WRITTEN PROBLEM >>
Would you retype all of these records exactly?

Dataset entries on figures
⁂

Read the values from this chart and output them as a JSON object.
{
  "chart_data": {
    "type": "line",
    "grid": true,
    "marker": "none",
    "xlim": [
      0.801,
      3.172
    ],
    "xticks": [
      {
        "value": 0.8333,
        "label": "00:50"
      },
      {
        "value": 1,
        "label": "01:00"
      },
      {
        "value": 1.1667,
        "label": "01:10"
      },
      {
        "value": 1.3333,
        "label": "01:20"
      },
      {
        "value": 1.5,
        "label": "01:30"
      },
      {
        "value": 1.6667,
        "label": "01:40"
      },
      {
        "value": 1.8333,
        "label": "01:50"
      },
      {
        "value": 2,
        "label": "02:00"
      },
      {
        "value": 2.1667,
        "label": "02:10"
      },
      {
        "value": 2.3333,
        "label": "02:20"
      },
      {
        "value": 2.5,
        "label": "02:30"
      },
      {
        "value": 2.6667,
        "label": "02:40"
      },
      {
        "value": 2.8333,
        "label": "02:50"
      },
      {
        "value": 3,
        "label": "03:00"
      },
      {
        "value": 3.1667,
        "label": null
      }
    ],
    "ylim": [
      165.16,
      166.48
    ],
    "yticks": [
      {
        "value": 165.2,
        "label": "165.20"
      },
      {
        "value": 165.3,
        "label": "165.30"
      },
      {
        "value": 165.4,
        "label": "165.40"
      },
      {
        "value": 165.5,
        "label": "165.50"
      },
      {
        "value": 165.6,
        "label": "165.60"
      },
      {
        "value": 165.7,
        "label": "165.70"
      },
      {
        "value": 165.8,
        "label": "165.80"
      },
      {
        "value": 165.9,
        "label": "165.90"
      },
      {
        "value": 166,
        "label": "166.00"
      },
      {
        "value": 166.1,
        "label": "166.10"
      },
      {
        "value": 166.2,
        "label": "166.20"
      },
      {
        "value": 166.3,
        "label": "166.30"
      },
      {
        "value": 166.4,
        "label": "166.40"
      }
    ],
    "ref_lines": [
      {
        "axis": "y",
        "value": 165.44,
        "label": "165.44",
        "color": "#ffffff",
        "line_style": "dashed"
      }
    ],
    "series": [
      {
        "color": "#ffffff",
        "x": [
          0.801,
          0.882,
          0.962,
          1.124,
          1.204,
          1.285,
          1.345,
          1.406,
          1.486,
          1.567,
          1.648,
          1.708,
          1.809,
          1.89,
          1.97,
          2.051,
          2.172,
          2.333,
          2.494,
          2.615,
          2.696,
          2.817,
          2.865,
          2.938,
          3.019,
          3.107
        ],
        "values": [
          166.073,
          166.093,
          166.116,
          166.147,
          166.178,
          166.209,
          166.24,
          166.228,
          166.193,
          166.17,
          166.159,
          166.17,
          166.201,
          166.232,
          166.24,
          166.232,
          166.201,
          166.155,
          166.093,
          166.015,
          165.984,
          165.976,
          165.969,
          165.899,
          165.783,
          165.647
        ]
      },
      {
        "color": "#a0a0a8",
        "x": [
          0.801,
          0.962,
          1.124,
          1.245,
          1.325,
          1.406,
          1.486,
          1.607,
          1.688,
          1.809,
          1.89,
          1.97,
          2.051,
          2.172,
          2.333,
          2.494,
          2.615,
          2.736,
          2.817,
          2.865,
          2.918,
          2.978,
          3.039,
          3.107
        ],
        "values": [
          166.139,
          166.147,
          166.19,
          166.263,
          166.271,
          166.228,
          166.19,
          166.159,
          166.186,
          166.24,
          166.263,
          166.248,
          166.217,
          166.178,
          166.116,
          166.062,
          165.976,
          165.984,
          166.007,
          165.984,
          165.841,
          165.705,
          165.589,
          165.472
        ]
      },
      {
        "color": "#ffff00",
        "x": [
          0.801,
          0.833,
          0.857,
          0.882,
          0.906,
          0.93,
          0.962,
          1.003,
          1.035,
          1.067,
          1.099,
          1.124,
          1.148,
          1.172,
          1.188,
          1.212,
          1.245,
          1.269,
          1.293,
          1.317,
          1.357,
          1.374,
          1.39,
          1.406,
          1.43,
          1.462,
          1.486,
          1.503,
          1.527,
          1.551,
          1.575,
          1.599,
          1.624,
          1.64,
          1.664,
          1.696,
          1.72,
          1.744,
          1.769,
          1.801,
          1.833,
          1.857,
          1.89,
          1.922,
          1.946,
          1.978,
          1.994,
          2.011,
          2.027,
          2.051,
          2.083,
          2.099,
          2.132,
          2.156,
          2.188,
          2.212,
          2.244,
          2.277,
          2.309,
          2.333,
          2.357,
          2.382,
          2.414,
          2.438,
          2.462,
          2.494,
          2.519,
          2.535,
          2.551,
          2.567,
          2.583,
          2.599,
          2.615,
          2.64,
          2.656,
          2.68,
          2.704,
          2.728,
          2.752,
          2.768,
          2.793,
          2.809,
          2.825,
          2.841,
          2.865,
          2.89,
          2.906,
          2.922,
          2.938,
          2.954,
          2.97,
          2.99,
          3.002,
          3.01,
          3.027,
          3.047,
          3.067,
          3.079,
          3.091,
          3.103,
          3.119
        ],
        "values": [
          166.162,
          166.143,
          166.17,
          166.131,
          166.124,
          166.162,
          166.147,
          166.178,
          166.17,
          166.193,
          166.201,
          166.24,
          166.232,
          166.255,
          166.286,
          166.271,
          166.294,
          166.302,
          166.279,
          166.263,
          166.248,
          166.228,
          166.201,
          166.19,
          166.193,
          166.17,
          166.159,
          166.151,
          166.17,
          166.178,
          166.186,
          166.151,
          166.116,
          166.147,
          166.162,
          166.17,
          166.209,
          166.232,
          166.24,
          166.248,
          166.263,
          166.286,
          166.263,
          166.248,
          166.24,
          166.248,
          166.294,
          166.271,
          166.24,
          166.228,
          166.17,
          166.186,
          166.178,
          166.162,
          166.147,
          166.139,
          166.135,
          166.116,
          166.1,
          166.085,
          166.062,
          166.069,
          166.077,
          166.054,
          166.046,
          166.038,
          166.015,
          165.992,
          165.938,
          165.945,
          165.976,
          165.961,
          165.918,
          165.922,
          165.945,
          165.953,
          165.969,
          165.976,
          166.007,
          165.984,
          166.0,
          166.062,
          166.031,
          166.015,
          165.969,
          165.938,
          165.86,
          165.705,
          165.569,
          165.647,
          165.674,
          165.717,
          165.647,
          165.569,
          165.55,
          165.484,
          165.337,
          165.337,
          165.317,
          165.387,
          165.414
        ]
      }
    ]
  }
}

⁂

RESPONSE >>
Read the values from this chart and output them as a JSON object.
{
  "chart_data": {
    "type": "line",
    "grid": true,
    "marker": "none",
    "xlim": [
      0.801,
      3.172
    ],
    "xticks": [
      {
        "value": 0.8333,
        "label": "00:50"
      },
      {
        "value": 1,
        "label": "01:00"
      },
      {
        "value": 1.1667,
        "label": "01:10"
      },
      {
        "value": 1.3333,
        "label": "01:20"
      },
      {
        "value": 1.5,
        "label": "01:30"
      },
      {
        "value": 1.6667,
        "label": "01:40"
      },
      {
        "value": 1.8333,
        "label": "01:50"
      },
      {
        "value": 2,
        "label": "02:00"
      },
      {
        "value": 2.1667,
        "label": "02:10"
      },
      {
        "value": 2.3333,
        "label": "02:20"
      },
      {
        "value": 2.5,
        "label": "02:30"
      },
      {
        "value": 2.6667,
        "label": "02:40"
      },
      {
        "value": 2.8333,
        "label": "02:50"
      },
      {
        "value": 3,
        "label": "03:00"
      },
      {
        "value": 3.1667,
        "label": null
      }
    ],
    "ylim": [
      165.16,
      166.48
    ],
    "yticks": [
      {
        "value": 165.2,
        "label": "165.20"
      },
      {
        "value": 165.3,
        "label": "165.30"
      },
      {
        "value": 165.4,
        "label": "165.40"
      },
      {
        "value": 165.5,
        "label": "165.50"
      },
      {
        "value": 165.6,
        "label": "165.60"
      },
      {
        "value": 165.7,
        "label": "165.70"
      },
      {
        "value": 165.8,
        "label": "165.80"
      },
      {
        "value": 165.9,
        "label": "165.90"
      },
      {
        "value": 166,
        "label": "166.00"
      },
      {
        "value": 166.1,
        "label": "166.10"
      },
      {
        "value": 166.2,
        "label": "166.20"
      },
      {
        "value": 166.3,
        "label": "166.30"
      },
      {
        "value": 166.4,
        "label": "166.40"
      }
    ],
    "ref_lines": [
      {
        "axis": "y",
        "value": 165.44,
        "label": "165.44",
        "color": "#ffffff",
        "line_style": "dashed"
      }
    ],
    "series": [
      {
        "color": "#ffffff",
        "x": [
          0.801,
          0.882,
          0.962,
          1.124,
          1.204,
          1.285,
          1.345,
          1.406,
          1.486,
          1.567,
          1.648,
          1.708,
          1.809,
          1.89,
          1.97,
          2.051,
          2.172,
          2.333,
          2.494,
          2.615,
          2.696,
          2.817,
          2.865,
          2.938,
          3.019,
          3.107
        ],
        "values": [
          166.073,
          166.093,
          166.116,
          166.147,
          166.178,
          166.209,
          166.24,
          166.228,
          166.193,
          166.17,
          166.159,
          166.17,
          166.201,
          166.232,
          166.24,
          166.232,
          166.201,
          166.155,
          166.093,
          166.015,
          165.984,
          165.976,
          165.969,
          165.899,
          165.783,
          165.647
        ]
      },
      {
        "color": "#a0a0a8",
        "x": [
          0.801,
          0.962,
          1.124,
          1.245,
          1.325,
          1.406,
          1.486,
          1.607,
          1.688,
          1.809,
          1.89,
          1.97,
          2.051,
          2.172,
          2.333,
          2.494,
          2.615,
          2.736,
          2.817,
          2.865,
          2.918,
          2.978,
          3.039,
          3.107
        ],
        "values": [
          166.139,
          166.147,
          166.19,
          166.263,
          166.271,
          166.228,
          166.19,
          166.159,
          166.186,
          166.24,
          166.263,
          166.248,
          166.217,
          166.178,
          166.116,
          166.062,
          165.976,
          165.984,
          166.007,
          165.984,
          165.841,
          165.705,
          165.589,
          165.472
        ]
      },
      {
        "color": "#ffff00",
        "x": [
          0.801,
          0.833,
          0.857,
          0.882,
          0.906,
          0.93,
          0.962,
          1.003,
          1.035,
          1.067,
          1.099,
          1.124,
          1.148,
          1.172,
          1.188,
          1.212,
          1.245,
          1.269,
          1.293,
          1.317,
          1.357,
          1.374,
          1.39,
          1.406,
          1.43,
          1.462,
          1.486,
          1.503,
          1.527,
          1.551,
          1.575,
          1.599,
          1.624,
          1.64,
          1.664,
          1.696,
          1.72,
          1.744,
          1.769,
          1.801,
          1.833,
          1.857,
          1.89,
          1.922,
          1.946,
          1.978,
          1.994,
          2.011,
          2.027,
          2.051,
          2.083,
          2.099,
          2.132,
          2.156,
          2.188,
          2.212,
          2.244,
          2.277,
          2.309,
          2.333,
          2.357,
          2.382,
          2.414,
          2.438,
          2.462,
          2.494,
          2.519,
          2.535,
          2.551,
          2.567,
          2.583,
          2.599,
          2.615,
          2.64,
          2.656,
          2.68,
          2.704,
          2.728,
          2.752,
          2.768,
          2.793,
          2.809,
          2.825,
          2.841,
          2.865,
          2.89,
          2.906,
          2.922,
          2.938,
          2.954,
          2.97,
          2.99,
          3.002,
          3.01,
          3.027,
          3.047,
          3.067,
          3.079,
          3.091,
          3.103,
          3.119
        ],
        "values": [
          166.162,
          166.143,
          166.17,
          166.131,
          166.124,
          166.162,
          166.147,
          166.178,
          166.17,
          166.193,
          166.201,
          166.24,
          166.232,
          166.255,
          166.286,
          166.271,
          166.294,
          166.302,
          166.279,
          166.263,
          166.248,
          166.228,
          166.201,
          166.19,
          166.193,
          166.17,
          166.159,
          166.151,
          166.17,
          166.178,
          166.186,
          166.151,
          166.116,
          166.147,
          166.162,
          166.17,
          166.209,
          166.232,
          166.24,
          166.248,
          166.263,
          166.286,
          166.263,
          166.248,
          166.24,
          166.248,
          166.294,
          166.271,
          166.24,
          166.228,
          166.17,
          166.186,
          166.178,
          166.162,
          166.147,
          166.139,
          166.135,
          166.116,
          166.1,
          166.085,
          166.062,
          166.069,
          166.077,
          166.054,
          166.046,
          166.038,
          166.015,
          165.992,
          165.938,
          165.945,
          165.976,
          165.961,
          165.918,
          165.922,
          165.945,
          165.953,
          165.969,
          165.976,
          166.007,
          165.984,
          166.0,
          166.062,
          166.031,
          166.015,
          165.969,
          165.938,
          165.86,
          165.705,
          165.569,
          165.647,
          165.674,
          165.717,
          165.647,
          165.569,
          165.55,
          165.484,
          165.337,
          165.337,
          165.317,
          165.387,
          165.414
        ]
      }
    ]
  }
}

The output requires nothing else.